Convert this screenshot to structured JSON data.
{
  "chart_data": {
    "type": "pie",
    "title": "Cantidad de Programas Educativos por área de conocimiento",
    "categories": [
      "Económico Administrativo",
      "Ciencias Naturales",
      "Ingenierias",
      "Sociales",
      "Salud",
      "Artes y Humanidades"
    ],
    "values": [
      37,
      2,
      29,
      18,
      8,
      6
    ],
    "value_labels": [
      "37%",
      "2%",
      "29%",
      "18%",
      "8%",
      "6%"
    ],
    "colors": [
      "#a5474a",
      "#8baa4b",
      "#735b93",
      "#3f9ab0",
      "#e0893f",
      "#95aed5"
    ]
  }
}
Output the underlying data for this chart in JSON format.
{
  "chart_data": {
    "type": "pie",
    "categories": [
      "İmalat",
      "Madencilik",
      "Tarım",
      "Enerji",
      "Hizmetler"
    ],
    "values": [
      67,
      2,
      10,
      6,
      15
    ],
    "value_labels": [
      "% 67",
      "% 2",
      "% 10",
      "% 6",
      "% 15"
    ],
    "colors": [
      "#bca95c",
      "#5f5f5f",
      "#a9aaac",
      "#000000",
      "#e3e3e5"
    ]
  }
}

§ YOUR GOAL: Output the line that contains "Output the underlying", followed by every later line in the listing, with no line omitted and none added.

§ RESPONSE:
Output the underlying data for this chart in JSON format.
{
  "chart_data": {
    "type": "pie",
    "categories": [
      "İmalat",
      "Madencilik",
      "Tarım",
      "Enerji",
      "Hizmetler"
    ],
    "values": [
      67,
      2,
      10,
      6,
      15
    ],
    "value_labels": [
      "% 67",
      "% 2",
      "% 10",
      "% 6",
      "% 15"
    ],
    "colors": [
      "#bca95c",
      "#5f5f5f",
      "#a9aaac",
      "#000000",
      "#e3e3e5"
    ]
  }
}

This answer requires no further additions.